**Required task**
Pick out each line below containing "nuestra".

----- Data for this task -----

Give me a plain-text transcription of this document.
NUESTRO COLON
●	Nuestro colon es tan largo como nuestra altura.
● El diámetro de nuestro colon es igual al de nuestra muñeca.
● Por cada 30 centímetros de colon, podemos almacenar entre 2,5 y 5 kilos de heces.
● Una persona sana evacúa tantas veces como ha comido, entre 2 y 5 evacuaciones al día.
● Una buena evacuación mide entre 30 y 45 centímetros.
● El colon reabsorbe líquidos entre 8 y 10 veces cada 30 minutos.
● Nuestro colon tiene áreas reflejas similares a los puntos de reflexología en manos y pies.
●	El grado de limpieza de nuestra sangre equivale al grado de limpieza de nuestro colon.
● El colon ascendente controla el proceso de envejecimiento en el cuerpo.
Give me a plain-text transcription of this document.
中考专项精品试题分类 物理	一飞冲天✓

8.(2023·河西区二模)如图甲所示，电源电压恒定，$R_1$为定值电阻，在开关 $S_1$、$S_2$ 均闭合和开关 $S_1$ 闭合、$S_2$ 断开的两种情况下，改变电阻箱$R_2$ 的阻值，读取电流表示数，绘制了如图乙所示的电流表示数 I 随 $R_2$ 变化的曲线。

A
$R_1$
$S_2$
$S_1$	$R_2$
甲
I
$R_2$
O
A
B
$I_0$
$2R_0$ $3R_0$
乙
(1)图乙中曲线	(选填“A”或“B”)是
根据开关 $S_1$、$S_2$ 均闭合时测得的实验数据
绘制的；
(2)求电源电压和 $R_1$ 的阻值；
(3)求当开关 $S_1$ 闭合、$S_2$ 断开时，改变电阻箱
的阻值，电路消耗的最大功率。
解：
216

-----

**Answer for the task**
●	Nuestro colon es tan largo como nuestra altura.
● El diámetro de nuestro colon es igual al de nuestra muñeca.
●	El grado de limpieza de nuestra sangre equivale al grado de limpieza de nuestro colon.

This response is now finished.